• [DIRECTIONS]
Copy every line of the data that contains the string "true".
==============================
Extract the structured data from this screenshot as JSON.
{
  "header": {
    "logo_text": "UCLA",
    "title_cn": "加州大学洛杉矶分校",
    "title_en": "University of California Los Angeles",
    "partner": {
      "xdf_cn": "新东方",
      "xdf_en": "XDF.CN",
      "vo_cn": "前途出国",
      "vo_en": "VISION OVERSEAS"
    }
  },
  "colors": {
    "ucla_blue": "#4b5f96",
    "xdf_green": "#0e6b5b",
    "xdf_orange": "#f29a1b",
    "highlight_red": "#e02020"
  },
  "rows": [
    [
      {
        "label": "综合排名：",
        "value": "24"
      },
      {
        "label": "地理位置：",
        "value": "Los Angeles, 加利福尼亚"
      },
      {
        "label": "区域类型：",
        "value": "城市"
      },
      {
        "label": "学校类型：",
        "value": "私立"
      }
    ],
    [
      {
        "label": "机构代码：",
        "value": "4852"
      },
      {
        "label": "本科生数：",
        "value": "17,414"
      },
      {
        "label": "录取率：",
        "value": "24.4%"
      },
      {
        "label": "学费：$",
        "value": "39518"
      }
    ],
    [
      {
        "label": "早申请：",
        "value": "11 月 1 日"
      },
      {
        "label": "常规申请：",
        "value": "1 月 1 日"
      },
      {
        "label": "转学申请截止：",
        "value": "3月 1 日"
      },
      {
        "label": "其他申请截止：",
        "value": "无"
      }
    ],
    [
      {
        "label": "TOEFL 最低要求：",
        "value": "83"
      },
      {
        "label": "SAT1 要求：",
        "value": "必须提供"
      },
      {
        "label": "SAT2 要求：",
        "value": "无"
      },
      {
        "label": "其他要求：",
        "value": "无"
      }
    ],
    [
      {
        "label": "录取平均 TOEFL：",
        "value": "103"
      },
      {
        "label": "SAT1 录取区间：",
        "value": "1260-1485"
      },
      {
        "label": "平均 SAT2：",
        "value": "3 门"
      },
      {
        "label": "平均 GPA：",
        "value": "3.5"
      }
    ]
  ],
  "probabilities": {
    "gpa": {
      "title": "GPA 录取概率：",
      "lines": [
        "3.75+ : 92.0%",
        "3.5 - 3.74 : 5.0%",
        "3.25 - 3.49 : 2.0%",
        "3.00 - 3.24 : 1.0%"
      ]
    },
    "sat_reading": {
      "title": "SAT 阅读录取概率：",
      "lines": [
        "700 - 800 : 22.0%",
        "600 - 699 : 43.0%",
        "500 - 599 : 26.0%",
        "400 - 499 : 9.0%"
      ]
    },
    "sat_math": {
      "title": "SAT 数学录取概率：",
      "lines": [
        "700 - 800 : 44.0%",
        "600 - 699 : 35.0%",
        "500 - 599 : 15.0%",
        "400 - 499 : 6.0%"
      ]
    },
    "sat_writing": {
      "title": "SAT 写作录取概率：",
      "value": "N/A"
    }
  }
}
==============================
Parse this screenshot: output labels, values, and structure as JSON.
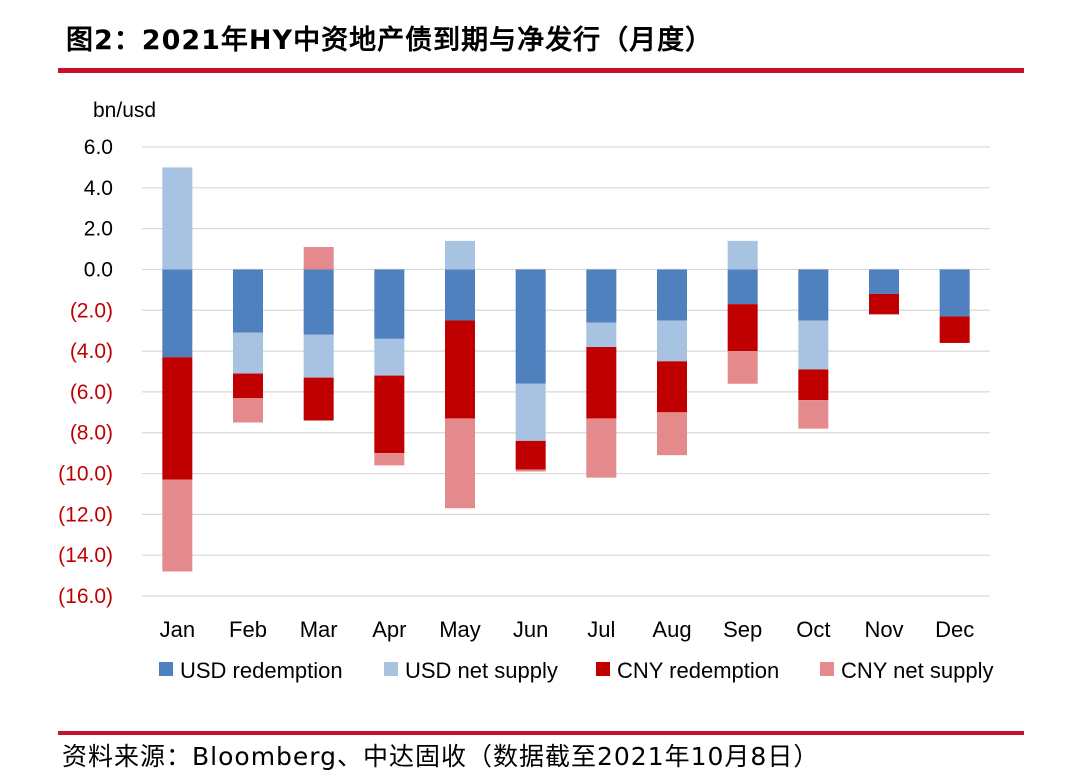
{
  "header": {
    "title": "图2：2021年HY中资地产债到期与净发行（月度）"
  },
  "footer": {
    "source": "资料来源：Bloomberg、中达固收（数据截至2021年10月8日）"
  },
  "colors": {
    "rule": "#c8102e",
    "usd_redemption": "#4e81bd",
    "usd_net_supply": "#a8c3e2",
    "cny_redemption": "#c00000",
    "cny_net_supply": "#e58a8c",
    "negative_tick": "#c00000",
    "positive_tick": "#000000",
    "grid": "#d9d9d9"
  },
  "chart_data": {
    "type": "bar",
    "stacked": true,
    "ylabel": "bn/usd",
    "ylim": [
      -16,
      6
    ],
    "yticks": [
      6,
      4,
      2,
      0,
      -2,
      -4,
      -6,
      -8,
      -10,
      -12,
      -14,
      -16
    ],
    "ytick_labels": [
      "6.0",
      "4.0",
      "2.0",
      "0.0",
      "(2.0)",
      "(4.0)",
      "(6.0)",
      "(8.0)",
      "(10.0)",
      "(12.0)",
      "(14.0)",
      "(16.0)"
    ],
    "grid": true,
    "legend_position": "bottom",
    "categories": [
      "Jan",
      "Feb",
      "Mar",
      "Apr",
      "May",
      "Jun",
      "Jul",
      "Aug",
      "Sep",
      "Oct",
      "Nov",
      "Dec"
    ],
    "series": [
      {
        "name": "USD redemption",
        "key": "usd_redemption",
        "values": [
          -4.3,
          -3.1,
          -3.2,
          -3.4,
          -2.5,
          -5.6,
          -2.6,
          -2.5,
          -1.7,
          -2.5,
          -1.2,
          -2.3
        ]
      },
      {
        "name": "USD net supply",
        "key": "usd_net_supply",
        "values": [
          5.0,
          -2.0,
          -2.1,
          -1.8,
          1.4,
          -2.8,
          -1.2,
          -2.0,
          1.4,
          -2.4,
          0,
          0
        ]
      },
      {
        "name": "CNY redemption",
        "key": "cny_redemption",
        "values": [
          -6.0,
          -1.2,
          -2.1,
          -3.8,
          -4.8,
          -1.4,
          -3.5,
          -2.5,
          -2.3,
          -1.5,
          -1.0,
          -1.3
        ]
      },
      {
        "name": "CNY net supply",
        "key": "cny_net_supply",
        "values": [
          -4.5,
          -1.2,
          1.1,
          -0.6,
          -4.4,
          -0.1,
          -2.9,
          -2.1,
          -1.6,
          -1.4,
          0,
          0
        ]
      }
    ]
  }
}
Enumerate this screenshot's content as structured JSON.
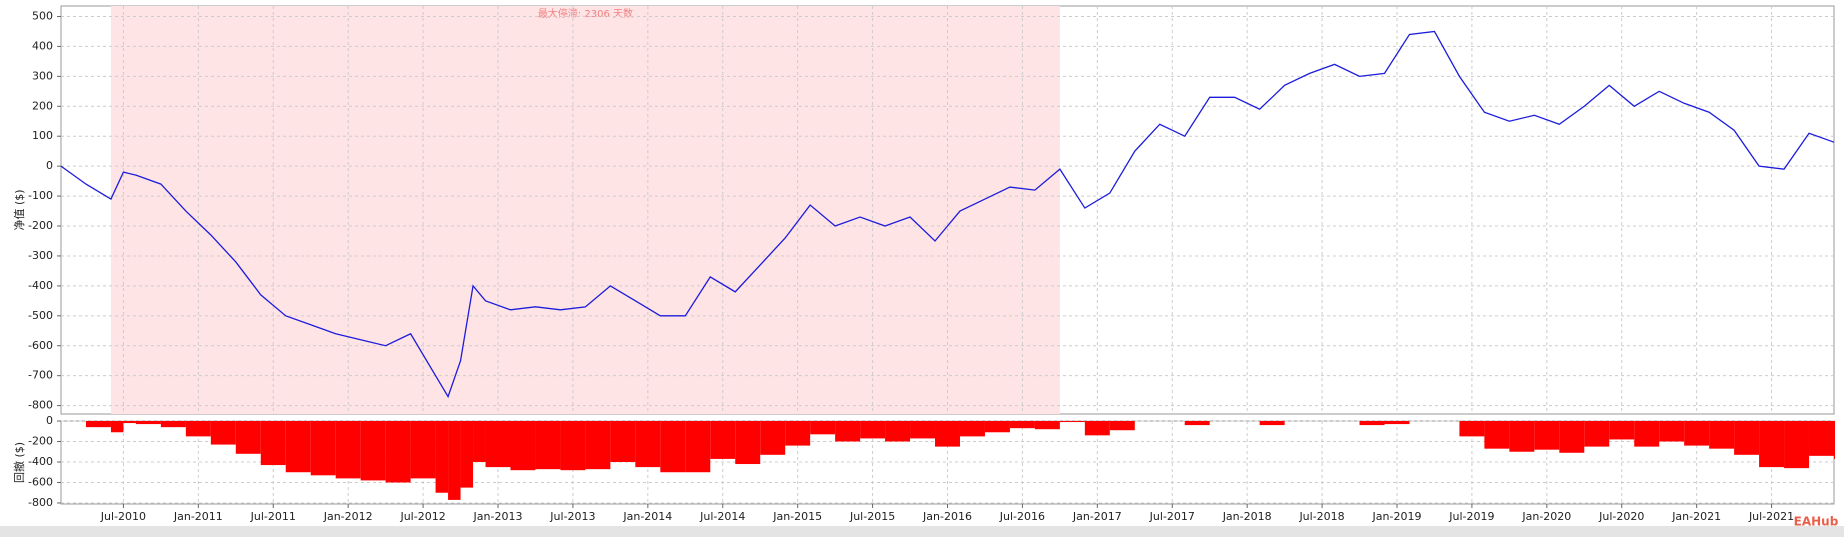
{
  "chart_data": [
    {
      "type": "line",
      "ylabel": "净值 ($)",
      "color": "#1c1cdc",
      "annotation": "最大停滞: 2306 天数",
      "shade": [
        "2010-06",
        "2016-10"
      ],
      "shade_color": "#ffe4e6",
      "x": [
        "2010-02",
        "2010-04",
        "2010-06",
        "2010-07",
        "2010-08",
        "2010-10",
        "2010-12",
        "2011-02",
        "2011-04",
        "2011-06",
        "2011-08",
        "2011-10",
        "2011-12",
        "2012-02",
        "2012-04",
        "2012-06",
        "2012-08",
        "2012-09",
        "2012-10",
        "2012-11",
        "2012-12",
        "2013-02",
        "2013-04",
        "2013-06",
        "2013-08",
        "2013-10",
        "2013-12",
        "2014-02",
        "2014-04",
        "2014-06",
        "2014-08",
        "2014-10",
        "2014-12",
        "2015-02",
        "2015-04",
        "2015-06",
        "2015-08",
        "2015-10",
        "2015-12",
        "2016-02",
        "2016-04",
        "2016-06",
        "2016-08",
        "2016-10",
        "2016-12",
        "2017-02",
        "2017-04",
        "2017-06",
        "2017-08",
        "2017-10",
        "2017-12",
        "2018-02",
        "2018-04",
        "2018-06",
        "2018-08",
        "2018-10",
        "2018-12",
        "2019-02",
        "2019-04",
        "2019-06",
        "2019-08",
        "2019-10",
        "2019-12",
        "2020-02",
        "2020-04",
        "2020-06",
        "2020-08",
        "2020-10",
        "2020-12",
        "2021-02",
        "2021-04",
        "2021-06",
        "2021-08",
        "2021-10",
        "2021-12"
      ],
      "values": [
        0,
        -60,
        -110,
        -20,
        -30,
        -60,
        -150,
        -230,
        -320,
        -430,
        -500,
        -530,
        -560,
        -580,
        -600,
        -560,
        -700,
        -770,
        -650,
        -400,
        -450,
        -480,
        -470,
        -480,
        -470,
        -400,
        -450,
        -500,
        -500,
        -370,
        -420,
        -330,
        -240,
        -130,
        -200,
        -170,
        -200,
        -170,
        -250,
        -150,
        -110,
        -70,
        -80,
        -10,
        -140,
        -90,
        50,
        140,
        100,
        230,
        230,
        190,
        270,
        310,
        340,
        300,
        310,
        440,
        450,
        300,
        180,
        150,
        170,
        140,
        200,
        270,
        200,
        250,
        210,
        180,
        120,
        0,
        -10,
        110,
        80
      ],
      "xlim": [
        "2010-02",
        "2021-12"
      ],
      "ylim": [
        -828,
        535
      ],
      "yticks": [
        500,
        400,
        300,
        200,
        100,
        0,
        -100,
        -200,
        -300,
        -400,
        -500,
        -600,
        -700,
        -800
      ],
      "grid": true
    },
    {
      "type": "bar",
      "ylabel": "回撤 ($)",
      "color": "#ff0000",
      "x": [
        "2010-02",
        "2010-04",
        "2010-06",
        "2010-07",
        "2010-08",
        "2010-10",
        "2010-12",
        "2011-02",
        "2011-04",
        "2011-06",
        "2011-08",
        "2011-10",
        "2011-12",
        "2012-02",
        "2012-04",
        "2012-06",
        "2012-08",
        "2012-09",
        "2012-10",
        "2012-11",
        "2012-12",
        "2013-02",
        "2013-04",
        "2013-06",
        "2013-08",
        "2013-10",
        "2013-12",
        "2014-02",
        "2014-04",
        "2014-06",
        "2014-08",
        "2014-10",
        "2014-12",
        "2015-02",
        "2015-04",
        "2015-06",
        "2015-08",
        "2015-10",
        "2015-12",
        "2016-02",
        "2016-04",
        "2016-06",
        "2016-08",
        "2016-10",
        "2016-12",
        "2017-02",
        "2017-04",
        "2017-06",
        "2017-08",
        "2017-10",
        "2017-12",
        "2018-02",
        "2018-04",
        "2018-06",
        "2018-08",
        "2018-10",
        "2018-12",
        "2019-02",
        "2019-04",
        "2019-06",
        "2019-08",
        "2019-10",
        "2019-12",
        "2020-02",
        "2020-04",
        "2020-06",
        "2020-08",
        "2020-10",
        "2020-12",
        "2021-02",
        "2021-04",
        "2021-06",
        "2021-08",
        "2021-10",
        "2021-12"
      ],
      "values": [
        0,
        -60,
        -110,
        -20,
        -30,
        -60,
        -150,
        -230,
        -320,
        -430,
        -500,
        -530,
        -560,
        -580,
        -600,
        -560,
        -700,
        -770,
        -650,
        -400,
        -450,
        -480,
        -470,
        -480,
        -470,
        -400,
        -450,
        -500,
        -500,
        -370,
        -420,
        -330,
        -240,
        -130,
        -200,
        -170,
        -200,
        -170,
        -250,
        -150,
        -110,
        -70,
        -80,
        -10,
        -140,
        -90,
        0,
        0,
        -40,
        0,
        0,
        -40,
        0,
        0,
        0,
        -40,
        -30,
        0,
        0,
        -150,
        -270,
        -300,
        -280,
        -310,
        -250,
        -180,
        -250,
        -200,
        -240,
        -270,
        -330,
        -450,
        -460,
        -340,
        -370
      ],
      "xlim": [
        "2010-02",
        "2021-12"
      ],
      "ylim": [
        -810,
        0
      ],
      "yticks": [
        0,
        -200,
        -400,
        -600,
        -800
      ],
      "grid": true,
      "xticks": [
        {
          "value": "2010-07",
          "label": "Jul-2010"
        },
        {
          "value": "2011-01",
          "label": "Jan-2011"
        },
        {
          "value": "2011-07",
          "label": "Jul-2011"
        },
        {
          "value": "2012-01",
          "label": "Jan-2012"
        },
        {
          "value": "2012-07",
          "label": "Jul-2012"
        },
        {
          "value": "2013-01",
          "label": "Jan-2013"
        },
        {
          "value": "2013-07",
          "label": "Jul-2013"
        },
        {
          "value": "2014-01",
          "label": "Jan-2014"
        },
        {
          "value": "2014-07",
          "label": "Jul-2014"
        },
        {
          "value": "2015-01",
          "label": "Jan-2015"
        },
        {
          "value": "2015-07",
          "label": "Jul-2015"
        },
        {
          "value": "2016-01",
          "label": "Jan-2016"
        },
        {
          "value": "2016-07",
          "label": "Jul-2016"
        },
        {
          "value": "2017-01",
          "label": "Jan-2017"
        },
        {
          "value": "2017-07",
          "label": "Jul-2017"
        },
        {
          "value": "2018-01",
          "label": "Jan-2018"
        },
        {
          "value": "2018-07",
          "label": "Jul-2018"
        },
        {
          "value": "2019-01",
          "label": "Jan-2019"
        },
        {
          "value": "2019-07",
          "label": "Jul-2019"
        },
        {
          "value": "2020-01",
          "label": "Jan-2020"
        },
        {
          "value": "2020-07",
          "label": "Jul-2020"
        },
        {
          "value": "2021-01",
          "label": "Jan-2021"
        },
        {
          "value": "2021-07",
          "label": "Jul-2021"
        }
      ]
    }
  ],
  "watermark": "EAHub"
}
==============================
• [FINAL RESULT]
    "stacked": true,
    "grid": true,
      "grid": true
      "grid": true,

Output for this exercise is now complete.